Goal:
Reproduce all entries precisely as they are written.

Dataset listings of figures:
________________________________________
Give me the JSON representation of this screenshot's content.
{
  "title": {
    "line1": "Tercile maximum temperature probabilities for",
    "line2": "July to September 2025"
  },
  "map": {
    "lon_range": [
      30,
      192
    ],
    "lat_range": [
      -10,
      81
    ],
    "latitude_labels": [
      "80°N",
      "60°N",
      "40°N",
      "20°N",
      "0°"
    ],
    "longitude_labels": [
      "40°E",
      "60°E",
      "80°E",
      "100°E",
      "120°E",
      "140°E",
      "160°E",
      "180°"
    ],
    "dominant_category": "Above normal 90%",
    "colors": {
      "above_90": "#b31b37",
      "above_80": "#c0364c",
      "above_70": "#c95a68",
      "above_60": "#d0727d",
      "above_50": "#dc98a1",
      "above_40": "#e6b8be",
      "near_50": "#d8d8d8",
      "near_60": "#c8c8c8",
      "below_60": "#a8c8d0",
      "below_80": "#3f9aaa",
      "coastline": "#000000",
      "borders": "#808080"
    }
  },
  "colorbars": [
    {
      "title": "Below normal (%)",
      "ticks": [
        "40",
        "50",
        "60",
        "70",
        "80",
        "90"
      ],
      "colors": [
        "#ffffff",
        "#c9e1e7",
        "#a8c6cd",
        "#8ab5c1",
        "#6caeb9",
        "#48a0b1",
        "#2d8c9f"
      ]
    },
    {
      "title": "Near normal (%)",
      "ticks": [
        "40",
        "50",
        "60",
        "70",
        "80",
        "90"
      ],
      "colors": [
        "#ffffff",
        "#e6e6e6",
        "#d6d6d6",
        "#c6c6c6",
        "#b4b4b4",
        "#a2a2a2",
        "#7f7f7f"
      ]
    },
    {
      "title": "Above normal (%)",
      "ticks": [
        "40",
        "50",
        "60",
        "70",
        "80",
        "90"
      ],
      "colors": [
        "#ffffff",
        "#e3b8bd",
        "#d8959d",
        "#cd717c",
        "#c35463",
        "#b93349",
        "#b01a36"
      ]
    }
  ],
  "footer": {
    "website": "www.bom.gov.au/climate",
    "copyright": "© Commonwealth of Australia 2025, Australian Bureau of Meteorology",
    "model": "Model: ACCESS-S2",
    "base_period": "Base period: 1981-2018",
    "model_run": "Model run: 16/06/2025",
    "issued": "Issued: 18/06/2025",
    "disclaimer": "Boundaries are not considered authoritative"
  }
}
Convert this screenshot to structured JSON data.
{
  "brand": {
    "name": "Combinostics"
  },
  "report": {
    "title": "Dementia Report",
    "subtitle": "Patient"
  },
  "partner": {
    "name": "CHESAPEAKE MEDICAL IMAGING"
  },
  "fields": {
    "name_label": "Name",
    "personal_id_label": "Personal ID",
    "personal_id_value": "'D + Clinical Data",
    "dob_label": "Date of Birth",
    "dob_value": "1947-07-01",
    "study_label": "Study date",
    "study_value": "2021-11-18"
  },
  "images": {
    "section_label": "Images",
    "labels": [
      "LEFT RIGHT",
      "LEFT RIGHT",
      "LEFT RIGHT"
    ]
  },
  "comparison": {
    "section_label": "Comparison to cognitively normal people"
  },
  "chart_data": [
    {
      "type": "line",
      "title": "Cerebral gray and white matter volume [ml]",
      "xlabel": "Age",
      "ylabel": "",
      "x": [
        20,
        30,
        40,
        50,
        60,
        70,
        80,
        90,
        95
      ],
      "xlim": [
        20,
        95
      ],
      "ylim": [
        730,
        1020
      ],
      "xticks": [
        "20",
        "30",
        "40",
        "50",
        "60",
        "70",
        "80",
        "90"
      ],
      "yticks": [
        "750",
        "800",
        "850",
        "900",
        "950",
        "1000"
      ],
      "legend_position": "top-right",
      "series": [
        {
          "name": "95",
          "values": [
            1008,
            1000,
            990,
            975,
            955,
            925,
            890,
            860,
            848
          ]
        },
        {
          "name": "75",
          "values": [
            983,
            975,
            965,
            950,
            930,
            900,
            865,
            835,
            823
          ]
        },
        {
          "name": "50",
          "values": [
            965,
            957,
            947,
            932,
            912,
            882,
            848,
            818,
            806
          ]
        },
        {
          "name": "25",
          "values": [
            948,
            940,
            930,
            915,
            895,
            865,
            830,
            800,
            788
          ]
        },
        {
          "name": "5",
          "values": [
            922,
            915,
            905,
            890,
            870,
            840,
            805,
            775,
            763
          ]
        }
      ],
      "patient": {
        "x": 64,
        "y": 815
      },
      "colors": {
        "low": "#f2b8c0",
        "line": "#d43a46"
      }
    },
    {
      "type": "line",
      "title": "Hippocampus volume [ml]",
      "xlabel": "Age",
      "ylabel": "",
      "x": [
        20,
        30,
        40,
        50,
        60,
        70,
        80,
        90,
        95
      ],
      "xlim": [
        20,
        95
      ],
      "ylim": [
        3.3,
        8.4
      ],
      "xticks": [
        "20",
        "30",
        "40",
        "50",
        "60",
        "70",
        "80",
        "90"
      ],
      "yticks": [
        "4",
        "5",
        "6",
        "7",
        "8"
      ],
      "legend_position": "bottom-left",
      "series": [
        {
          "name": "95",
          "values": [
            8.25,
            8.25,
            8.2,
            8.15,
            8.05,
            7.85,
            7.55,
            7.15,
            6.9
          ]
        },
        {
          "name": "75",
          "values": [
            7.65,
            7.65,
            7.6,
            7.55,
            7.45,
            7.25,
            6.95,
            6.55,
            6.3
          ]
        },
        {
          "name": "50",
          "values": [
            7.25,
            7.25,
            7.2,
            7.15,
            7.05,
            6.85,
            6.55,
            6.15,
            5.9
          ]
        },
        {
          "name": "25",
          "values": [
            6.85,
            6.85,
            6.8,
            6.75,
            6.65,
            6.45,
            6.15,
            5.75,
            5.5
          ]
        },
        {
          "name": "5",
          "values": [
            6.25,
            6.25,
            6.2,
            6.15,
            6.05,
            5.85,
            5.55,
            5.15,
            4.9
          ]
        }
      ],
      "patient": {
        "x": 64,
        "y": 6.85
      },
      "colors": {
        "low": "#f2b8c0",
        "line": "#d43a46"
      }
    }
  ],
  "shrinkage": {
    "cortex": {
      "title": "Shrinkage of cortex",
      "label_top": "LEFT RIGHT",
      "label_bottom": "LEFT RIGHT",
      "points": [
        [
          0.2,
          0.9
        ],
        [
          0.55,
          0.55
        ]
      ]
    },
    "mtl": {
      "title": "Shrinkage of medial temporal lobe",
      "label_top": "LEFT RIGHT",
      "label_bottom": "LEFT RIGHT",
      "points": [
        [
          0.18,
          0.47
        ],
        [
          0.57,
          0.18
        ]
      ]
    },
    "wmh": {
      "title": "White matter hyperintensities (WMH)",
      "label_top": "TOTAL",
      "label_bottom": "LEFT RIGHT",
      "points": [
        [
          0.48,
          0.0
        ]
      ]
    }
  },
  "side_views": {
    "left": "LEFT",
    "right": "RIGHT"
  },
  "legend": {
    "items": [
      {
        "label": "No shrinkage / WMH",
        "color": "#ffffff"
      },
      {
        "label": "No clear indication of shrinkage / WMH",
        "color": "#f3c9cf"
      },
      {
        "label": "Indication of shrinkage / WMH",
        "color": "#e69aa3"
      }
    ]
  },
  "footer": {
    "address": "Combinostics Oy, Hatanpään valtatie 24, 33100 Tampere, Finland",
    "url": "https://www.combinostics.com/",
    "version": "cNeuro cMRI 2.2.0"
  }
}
________________________________________
Solution to this exercise:
Give me the JSON representation of this screenshot's content.
{
  "title": {
    "line1": "Tercile maximum temperature probabilities for",
    "line2": "July to September 2025"
  },
  "map": {
    "lon_range": [
      30,
      192
    ],
    "lat_range": [
      -10,
      81
    ],
    "latitude_labels": [
      "80°N",
      "60°N",
      "40°N",
      "20°N",
      "0°"
    ],
    "longitude_labels": [
      "40°E",
      "60°E",
      "80°E",
      "100°E",
      "120°E",
      "140°E",
      "160°E",
      "180°"
    ],
    "dominant_category": "Above normal 90%",
    "colors": {
      "above_90": "#b31b37",
      "above_80": "#c0364c",
      "above_70": "#c95a68",
      "above_60": "#d0727d",
      "above_50": "#dc98a1",
      "above_40": "#e6b8be",
      "near_50": "#d8d8d8",
      "near_60": "#c8c8c8",
      "below_60": "#a8c8d0",
      "below_80": "#3f9aaa",
      "coastline": "#000000",
      "borders": "#808080"
    }
  },
  "colorbars": [
    {
      "title": "Below normal (%)",
      "ticks": [
        "40",
        "50",
        "60",
        "70",
        "80",
        "90"
      ],
      "colors": [
        "#ffffff",
        "#c9e1e7",
        "#a8c6cd",
        "#8ab5c1",
        "#6caeb9",
        "#48a0b1",
        "#2d8c9f"
      ]
    },
    {
      "title": "Near normal (%)",
      "ticks": [
        "40",
        "50",
        "60",
        "70",
        "80",
        "90"
      ],
      "colors": [
        "#ffffff",
        "#e6e6e6",
        "#d6d6d6",
        "#c6c6c6",
        "#b4b4b4",
        "#a2a2a2",
        "#7f7f7f"
      ]
    },
    {
      "title": "Above normal (%)",
      "ticks": [
        "40",
        "50",
        "60",
        "70",
        "80",
        "90"
      ],
      "colors": [
        "#ffffff",
        "#e3b8bd",
        "#d8959d",
        "#cd717c",
        "#c35463",
        "#b93349",
        "#b01a36"
      ]
    }
  ],
  "footer": {
    "website": "www.bom.gov.au/climate",
    "copyright": "© Commonwealth of Australia 2025, Australian Bureau of Meteorology",
    "model": "Model: ACCESS-S2",
    "base_period": "Base period: 1981-2018",
    "model_run": "Model run: 16/06/2025",
    "issued": "Issued: 18/06/2025",
    "disclaimer": "Boundaries are not considered authoritative"
  }
}
Convert this screenshot to structured JSON data.
{
  "brand": {
    "name": "Combinostics"
  },
  "report": {
    "title": "Dementia Report",
    "subtitle": "Patient"
  },
  "partner": {
    "name": "CHESAPEAKE MEDICAL IMAGING"
  },
  "fields": {
    "name_label": "Name",
    "personal_id_label": "Personal ID",
    "personal_id_value": "'D + Clinical Data",
    "dob_label": "Date of Birth",
    "dob_value": "1947-07-01",
    "study_label": "Study date",
    "study_value": "2021-11-18"
  },
  "images": {
    "section_label": "Images",
    "labels": [
      "LEFT RIGHT",
      "LEFT RIGHT",
      "LEFT RIGHT"
    ]
  },
  "comparison": {
    "section_label": "Comparison to cognitively normal people"
  },
  "chart_data": [
    {
      "type": "line",
      "title": "Cerebral gray and white matter volume [ml]",
      "xlabel": "Age",
      "ylabel": "",
      "x": [
        20,
        30,
        40,
        50,
        60,
        70,
        80,
        90,
        95
      ],
      "xlim": [
        20,
        95
      ],
      "ylim": [
        730,
        1020
      ],
      "xticks": [
        "20",
        "30",
        "40",
        "50",
        "60",
        "70",
        "80",
        "90"
      ],
      "yticks": [
        "750",
        "800",
        "850",
        "900",
        "950",
        "1000"
      ],
      "legend_position": "top-right",
      "series": [
        {
          "name": "95",
          "values": [
            1008,
            1000,
            990,
            975,
            955,
            925,
            890,
            860,
            848
          ]
        },
        {
          "name": "75",
          "values": [
            983,
            975,
            965,
            950,
            930,
            900,
            865,
            835,
            823
          ]
        },
        {
          "name": "50",
          "values": [
            965,
            957,
            947,
            932,
            912,
            882,
            848,
            818,
            806
          ]
        },
        {
          "name": "25",
          "values": [
            948,
            940,
            930,
            915,
            895,
            865,
            830,
            800,
            788
          ]
        },
        {
          "name": "5",
          "values": [
            922,
            915,
            905,
            890,
            870,
            840,
            805,
            775,
            763
          ]
        }
      ],
      "patient": {
        "x": 64,
        "y": 815
      },
      "colors": {
        "low": "#f2b8c0",
        "line": "#d43a46"
      }
    },
    {
      "type": "line",
      "title": "Hippocampus volume [ml]",
      "xlabel": "Age",
      "ylabel": "",
      "x": [
        20,
        30,
        40,
        50,
        60,
        70,
        80,
        90,
        95
      ],
      "xlim": [
        20,
        95
      ],
      "ylim": [
        3.3,
        8.4
      ],
      "xticks": [
        "20",
        "30",
        "40",
        "50",
        "60",
        "70",
        "80",
        "90"
      ],
      "yticks": [
        "4",
        "5",
        "6",
        "7",
        "8"
      ],
      "legend_position": "bottom-left",
      "series": [
        {
          "name": "95",
          "values": [
            8.25,
            8.25,
            8.2,
            8.15,
            8.05,
            7.85,
            7.55,
            7.15,
            6.9
          ]
        },
        {
          "name": "75",
          "values": [
            7.65,
            7.65,
            7.6,
            7.55,
            7.45,
            7.25,
            6.95,
            6.55,
            6.3
          ]
        },
        {
          "name": "50",
          "values": [
            7.25,
            7.25,
            7.2,
            7.15,
            7.05,
            6.85,
            6.55,
            6.15,
            5.9
          ]
        },
        {
          "name": "25",
          "values": [
            6.85,
            6.85,
            6.8,
            6.75,
            6.65,
            6.45,
            6.15,
            5.75,
            5.5
          ]
        },
        {
          "name": "5",
          "values": [
            6.25,
            6.25,
            6.2,
            6.15,
            6.05,
            5.85,
            5.55,
            5.15,
            4.9
          ]
        }
      ],
      "patient": {
        "x": 64,
        "y": 6.85
      },
      "colors": {
        "low": "#f2b8c0",
        "line": "#d43a46"
      }
    }
  ],
  "shrinkage": {
    "cortex": {
      "title": "Shrinkage of cortex",
      "label_top": "LEFT RIGHT",
      "label_bottom": "LEFT RIGHT",
      "points": [
        [
          0.2,
          0.9
        ],
        [
          0.55,
          0.55
        ]
      ]
    },
    "mtl": {
      "title": "Shrinkage of medial temporal lobe",
      "label_top": "LEFT RIGHT",
      "label_bottom": "LEFT RIGHT",
      "points": [
        [
          0.18,
          0.47
        ],
        [
          0.57,
          0.18
        ]
      ]
    },
    "wmh": {
      "title": "White matter hyperintensities (WMH)",
      "label_top": "TOTAL",
      "label_bottom": "LEFT RIGHT",
      "points": [
        [
          0.48,
          0.0
        ]
      ]
    }
  },
  "side_views": {
    "left": "LEFT",
    "right": "RIGHT"
  },
  "legend": {
    "items": [
      {
        "label": "No shrinkage / WMH",
        "color": "#ffffff"
      },
      {
        "label": "No clear indication of shrinkage / WMH",
        "color": "#f3c9cf"
      },
      {
        "label": "Indication of shrinkage / WMH",
        "color": "#e69aa3"
      }
    ]
  },
  "footer": {
    "address": "Combinostics Oy, Hatanpään valtatie 24, 33100 Tampere, Finland",
    "url": "https://www.combinostics.com/",
    "version": "cNeuro cMRI 2.2.0"
  }
}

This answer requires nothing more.